* Action item:
Before copying, set the pictures aside; then repeat every line below verbatim.

§ §

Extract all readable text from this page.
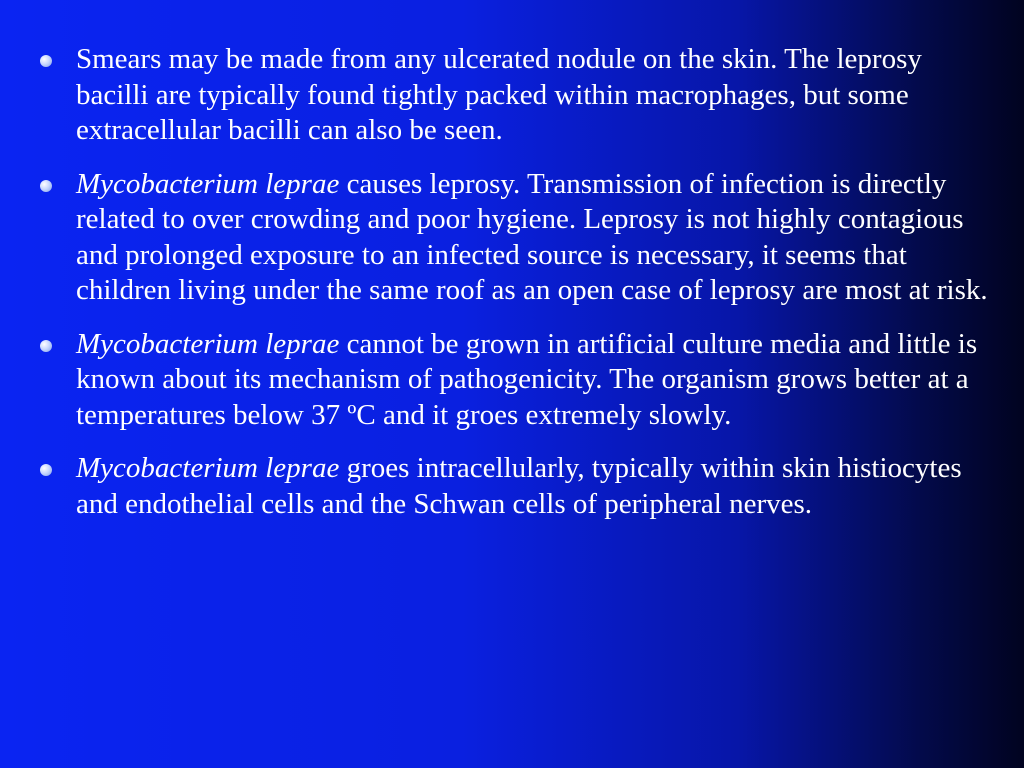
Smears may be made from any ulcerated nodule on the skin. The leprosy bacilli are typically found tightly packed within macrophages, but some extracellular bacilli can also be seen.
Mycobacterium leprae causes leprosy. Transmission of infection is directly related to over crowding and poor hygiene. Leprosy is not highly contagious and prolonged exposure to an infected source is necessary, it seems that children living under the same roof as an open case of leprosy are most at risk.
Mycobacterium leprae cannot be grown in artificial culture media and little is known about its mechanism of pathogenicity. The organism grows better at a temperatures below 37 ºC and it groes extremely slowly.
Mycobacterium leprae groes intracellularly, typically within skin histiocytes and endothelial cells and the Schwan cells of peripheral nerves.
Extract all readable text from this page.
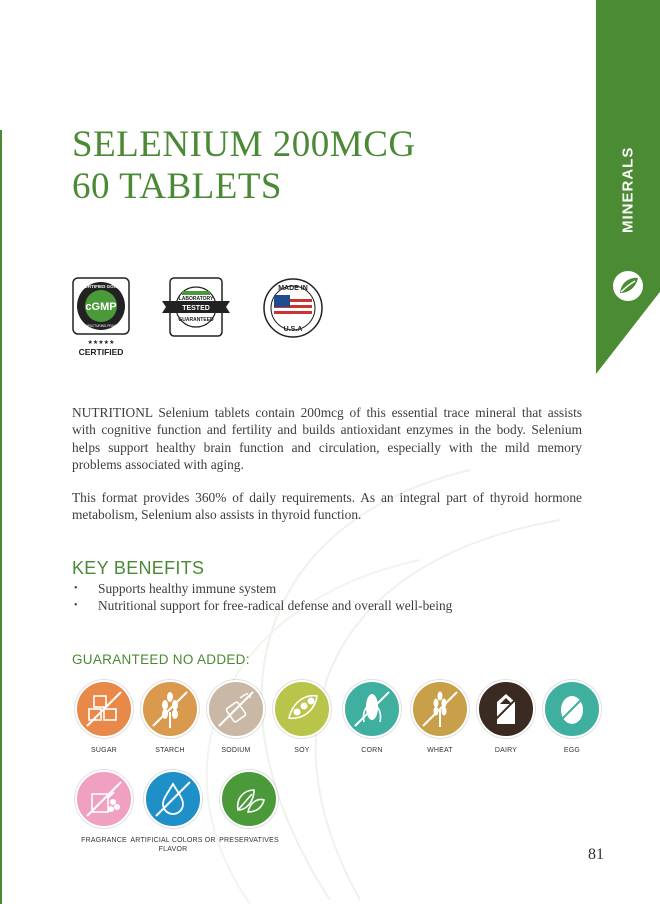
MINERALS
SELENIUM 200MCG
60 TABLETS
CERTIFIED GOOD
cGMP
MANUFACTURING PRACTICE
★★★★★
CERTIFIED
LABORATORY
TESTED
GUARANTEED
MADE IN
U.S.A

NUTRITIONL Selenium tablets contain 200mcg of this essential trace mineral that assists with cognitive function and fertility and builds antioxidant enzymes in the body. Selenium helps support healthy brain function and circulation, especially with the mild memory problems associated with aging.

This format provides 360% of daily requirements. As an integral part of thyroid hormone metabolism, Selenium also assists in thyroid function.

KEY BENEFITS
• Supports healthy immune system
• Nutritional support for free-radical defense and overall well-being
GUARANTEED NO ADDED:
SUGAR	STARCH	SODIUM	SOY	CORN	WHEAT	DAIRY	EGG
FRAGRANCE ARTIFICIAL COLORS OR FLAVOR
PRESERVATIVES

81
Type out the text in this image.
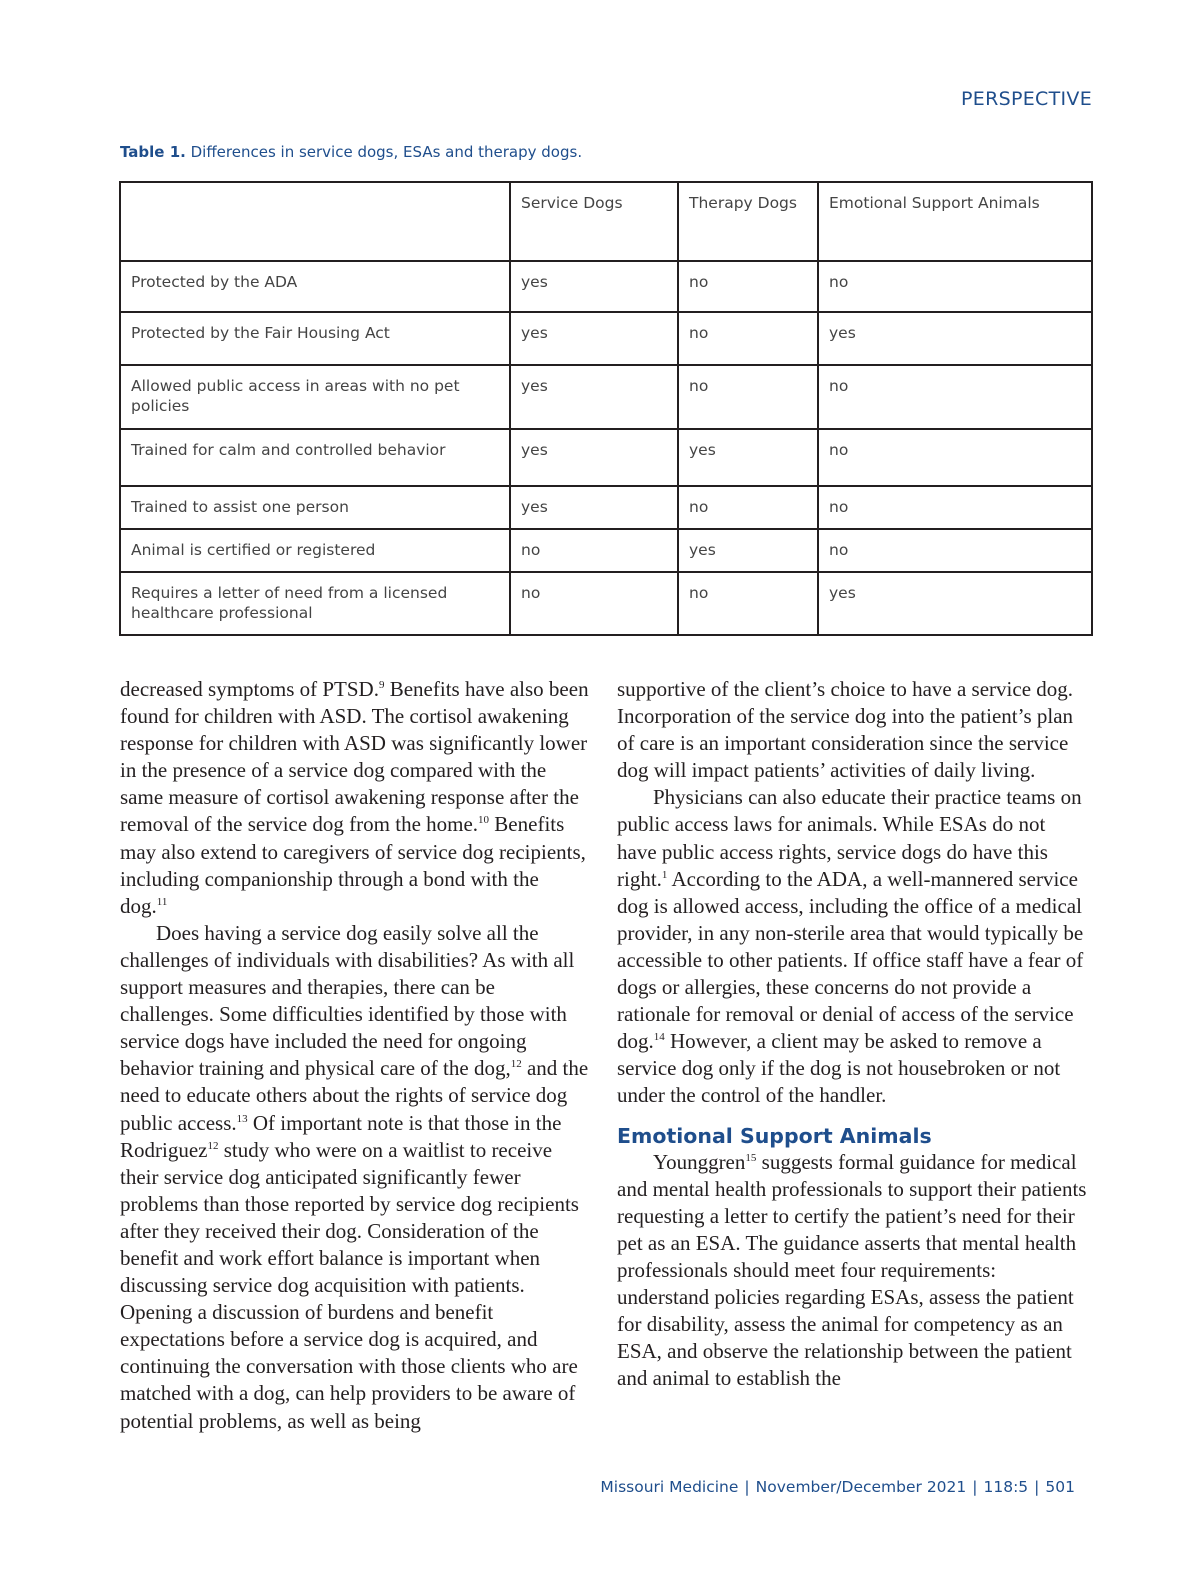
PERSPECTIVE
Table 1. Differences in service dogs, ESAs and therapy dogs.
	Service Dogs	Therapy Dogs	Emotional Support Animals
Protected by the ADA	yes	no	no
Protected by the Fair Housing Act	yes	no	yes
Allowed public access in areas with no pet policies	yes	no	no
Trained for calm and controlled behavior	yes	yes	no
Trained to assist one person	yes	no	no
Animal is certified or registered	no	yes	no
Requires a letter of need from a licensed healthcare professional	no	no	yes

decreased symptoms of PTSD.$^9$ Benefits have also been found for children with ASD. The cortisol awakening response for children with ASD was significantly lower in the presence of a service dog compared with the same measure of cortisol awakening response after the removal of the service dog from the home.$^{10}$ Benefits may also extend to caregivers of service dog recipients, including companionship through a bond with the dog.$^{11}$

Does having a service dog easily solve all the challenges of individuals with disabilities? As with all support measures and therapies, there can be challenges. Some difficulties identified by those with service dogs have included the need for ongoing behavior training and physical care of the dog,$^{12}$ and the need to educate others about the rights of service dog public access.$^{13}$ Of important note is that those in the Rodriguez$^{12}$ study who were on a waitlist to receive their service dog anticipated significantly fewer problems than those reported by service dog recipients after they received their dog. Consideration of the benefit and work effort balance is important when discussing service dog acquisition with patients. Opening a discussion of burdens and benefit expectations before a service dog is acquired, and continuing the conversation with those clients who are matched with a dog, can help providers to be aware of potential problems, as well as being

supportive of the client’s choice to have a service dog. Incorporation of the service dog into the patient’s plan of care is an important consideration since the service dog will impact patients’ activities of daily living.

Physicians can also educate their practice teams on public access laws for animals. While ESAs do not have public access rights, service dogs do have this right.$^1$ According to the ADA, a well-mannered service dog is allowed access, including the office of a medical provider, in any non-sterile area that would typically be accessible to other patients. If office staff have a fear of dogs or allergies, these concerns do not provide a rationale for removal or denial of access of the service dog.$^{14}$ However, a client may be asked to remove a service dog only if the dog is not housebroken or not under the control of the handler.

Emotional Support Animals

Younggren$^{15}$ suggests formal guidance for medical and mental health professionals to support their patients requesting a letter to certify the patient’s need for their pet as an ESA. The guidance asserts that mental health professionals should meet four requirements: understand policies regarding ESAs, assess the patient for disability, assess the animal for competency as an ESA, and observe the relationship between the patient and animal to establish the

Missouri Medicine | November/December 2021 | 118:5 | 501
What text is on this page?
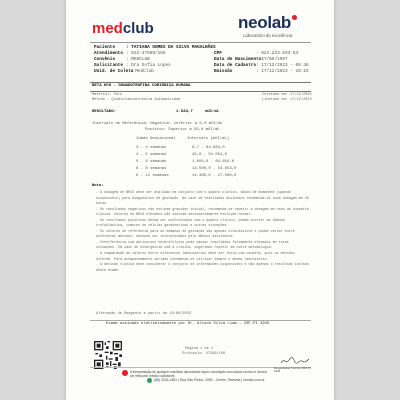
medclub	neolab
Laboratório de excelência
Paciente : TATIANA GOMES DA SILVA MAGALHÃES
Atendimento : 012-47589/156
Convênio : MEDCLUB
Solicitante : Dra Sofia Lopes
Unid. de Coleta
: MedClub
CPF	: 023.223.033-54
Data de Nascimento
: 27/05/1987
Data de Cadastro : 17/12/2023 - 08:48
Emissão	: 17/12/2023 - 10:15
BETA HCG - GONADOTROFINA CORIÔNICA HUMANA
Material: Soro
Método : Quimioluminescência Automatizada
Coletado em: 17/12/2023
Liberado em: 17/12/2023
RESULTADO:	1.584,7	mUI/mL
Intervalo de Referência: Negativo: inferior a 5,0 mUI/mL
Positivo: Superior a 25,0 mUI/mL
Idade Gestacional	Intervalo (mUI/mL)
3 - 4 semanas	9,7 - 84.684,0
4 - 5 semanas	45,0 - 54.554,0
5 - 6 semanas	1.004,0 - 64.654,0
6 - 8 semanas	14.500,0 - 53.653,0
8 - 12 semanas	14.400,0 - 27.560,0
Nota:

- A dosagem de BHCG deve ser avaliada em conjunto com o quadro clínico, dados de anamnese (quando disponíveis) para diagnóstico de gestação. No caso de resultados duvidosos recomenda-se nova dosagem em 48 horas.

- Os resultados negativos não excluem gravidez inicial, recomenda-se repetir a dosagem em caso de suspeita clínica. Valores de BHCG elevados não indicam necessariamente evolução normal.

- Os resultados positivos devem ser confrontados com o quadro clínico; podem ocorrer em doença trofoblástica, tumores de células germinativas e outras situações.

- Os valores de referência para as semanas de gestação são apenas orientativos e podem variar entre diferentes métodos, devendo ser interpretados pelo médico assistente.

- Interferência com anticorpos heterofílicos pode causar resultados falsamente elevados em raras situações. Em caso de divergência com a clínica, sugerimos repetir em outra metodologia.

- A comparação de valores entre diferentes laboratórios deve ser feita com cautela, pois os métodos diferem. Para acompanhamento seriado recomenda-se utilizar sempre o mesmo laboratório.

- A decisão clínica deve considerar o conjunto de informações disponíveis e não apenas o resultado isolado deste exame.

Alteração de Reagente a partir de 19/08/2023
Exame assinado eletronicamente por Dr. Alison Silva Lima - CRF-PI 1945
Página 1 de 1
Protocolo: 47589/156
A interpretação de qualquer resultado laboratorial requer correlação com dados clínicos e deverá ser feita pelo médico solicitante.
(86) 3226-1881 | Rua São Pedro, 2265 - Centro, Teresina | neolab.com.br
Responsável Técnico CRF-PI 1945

§ §

* Expected answer:
Extract all readable text from this page.
Smears may be made from any ulcerated nodule on the skin. The leprosy bacilli are typically found tightly packed within macrophages, but some extracellular bacilli can also be seen.
Mycobacterium leprae causes leprosy. Transmission of infection is directly related to over crowding and poor hygiene. Leprosy is not highly contagious and prolonged exposure to an infected source is necessary, it seems that children living under the same roof as an open case of leprosy are most at risk.
Mycobacterium leprae cannot be grown in artificial culture media and little is known about its mechanism of pathogenicity. The organism grows better at a temperatures below 37 ºC and it groes extremely slowly.
Mycobacterium leprae groes intracellularly, typically within skin histiocytes and endothelial cells and the Schwan cells of peripheral nerves.
Extract all readable text from this page.
MINERALS
SELENIUM 200MCG
60 TABLETS
CERTIFIED GOOD
cGMP
MANUFACTURING PRACTICE
★★★★★
CERTIFIED
LABORATORY
TESTED
GUARANTEED
MADE IN
U.S.A

NUTRITIONL Selenium tablets contain 200mcg of this essential trace mineral that assists with cognitive function and fertility and builds antioxidant enzymes in the body. Selenium helps support healthy brain function and circulation, especially with the mild memory problems associated with aging.

This format provides 360% of daily requirements. As an integral part of thyroid hormone metabolism, Selenium also assists in thyroid function.

KEY BENEFITS
• Supports healthy immune system
• Nutritional support for free-radical defense and overall well-being
GUARANTEED NO ADDED:
SUGAR	STARCH	SODIUM	SOY	CORN	WHEAT	DAIRY	EGG
FRAGRANCE ARTIFICIAL COLORS OR FLAVOR
PRESERVATIVES

81
Type out the text in this image.
PERSPECTIVE
Table 1. Differences in service dogs, ESAs and therapy dogs.
	Service Dogs	Therapy Dogs	Emotional Support Animals
Protected by the ADA	yes	no	no
Protected by the Fair Housing Act	yes	no	yes
Allowed public access in areas with no pet policies	yes	no	no
Trained for calm and controlled behavior	yes	yes	no
Trained to assist one person	yes	no	no
Animal is certified or registered	no	yes	no
Requires a letter of need from a licensed healthcare professional	no	no	yes

decreased symptoms of PTSD.$^9$ Benefits have also been found for children with ASD. The cortisol awakening response for children with ASD was significantly lower in the presence of a service dog compared with the same measure of cortisol awakening response after the removal of the service dog from the home.$^{10}$ Benefits may also extend to caregivers of service dog recipients, including companionship through a bond with the dog.$^{11}$

Does having a service dog easily solve all the challenges of individuals with disabilities? As with all support measures and therapies, there can be challenges. Some difficulties identified by those with service dogs have included the need for ongoing behavior training and physical care of the dog,$^{12}$ and the need to educate others about the rights of service dog public access.$^{13}$ Of important note is that those in the Rodriguez$^{12}$ study who were on a waitlist to receive their service dog anticipated significantly fewer problems than those reported by service dog recipients after they received their dog. Consideration of the benefit and work effort balance is important when discussing service dog acquisition with patients. Opening a discussion of burdens and benefit expectations before a service dog is acquired, and continuing the conversation with those clients who are matched with a dog, can help providers to be aware of potential problems, as well as being

supportive of the client’s choice to have a service dog. Incorporation of the service dog into the patient’s plan of care is an important consideration since the service dog will impact patients’ activities of daily living.

Physicians can also educate their practice teams on public access laws for animals. While ESAs do not have public access rights, service dogs do have this right.$^1$ According to the ADA, a well-mannered service dog is allowed access, including the office of a medical provider, in any non-sterile area that would typically be accessible to other patients. If office staff have a fear of dogs or allergies, these concerns do not provide a rationale for removal or denial of access of the service dog.$^{14}$ However, a client may be asked to remove a service dog only if the dog is not housebroken or not under the control of the handler.

Emotional Support Animals

Younggren$^{15}$ suggests formal guidance for medical and mental health professionals to support their patients requesting a letter to certify the patient’s need for their pet as an ESA. The guidance asserts that mental health professionals should meet four requirements: understand policies regarding ESAs, assess the patient for disability, assess the animal for competency as an ESA, and observe the relationship between the patient and animal to establish the

Missouri Medicine | November/December 2021 | 118:5 | 501
What text is on this page?
medclub	neolab
Laboratório de excelência
Paciente : TATIANA GOMES DA SILVA MAGALHÃES
Atendimento : 012-47589/156
Convênio : MEDCLUB
Solicitante : Dra Sofia Lopes
Unid. de Coleta
: MedClub
CPF	: 023.223.033-54
Data de Nascimento
: 27/05/1987
Data de Cadastro : 17/12/2023 - 08:48
Emissão	: 17/12/2023 - 10:15
BETA HCG - GONADOTROFINA CORIÔNICA HUMANA
Material: Soro
Método : Quimioluminescência Automatizada
Coletado em: 17/12/2023
Liberado em: 17/12/2023
RESULTADO:	1.584,7	mUI/mL
Intervalo de Referência: Negativo: inferior a 5,0 mUI/mL
Positivo: Superior a 25,0 mUI/mL
Idade Gestacional	Intervalo (mUI/mL)
3 - 4 semanas	9,7 - 84.684,0
4 - 5 semanas	45,0 - 54.554,0
5 - 6 semanas	1.004,0 - 64.654,0
6 - 8 semanas	14.500,0 - 53.653,0
8 - 12 semanas	14.400,0 - 27.560,0
Nota:

- A dosagem de BHCG deve ser avaliada em conjunto com o quadro clínico, dados de anamnese (quando disponíveis) para diagnóstico de gestação. No caso de resultados duvidosos recomenda-se nova dosagem em 48 horas.

- Os resultados negativos não excluem gravidez inicial, recomenda-se repetir a dosagem em caso de suspeita clínica. Valores de BHCG elevados não indicam necessariamente evolução normal.

- Os resultados positivos devem ser confrontados com o quadro clínico; podem ocorrer em doença trofoblástica, tumores de células germinativas e outras situações.

- Os valores de referência para as semanas de gestação são apenas orientativos e podem variar entre diferentes métodos, devendo ser interpretados pelo médico assistente.

- Interferência com anticorpos heterofílicos pode causar resultados falsamente elevados em raras situações. Em caso de divergência com a clínica, sugerimos repetir em outra metodologia.

- A comparação de valores entre diferentes laboratórios deve ser feita com cautela, pois os métodos diferem. Para acompanhamento seriado recomenda-se utilizar sempre o mesmo laboratório.

- A decisão clínica deve considerar o conjunto de informações disponíveis e não apenas o resultado isolado deste exame.

Alteração de Reagente a partir de 19/08/2023
Exame assinado eletronicamente por Dr. Alison Silva Lima - CRF-PI 1945
Página 1 de 1
Protocolo: 47589/156
A interpretação de qualquer resultado laboratorial requer correlação com dados clínicos e deverá ser feita pelo médico solicitante.
(86) 3226-1881 | Rua São Pedro, 2265 - Centro, Teresina | neolab.com.br
Responsável Técnico CRF-PI 1945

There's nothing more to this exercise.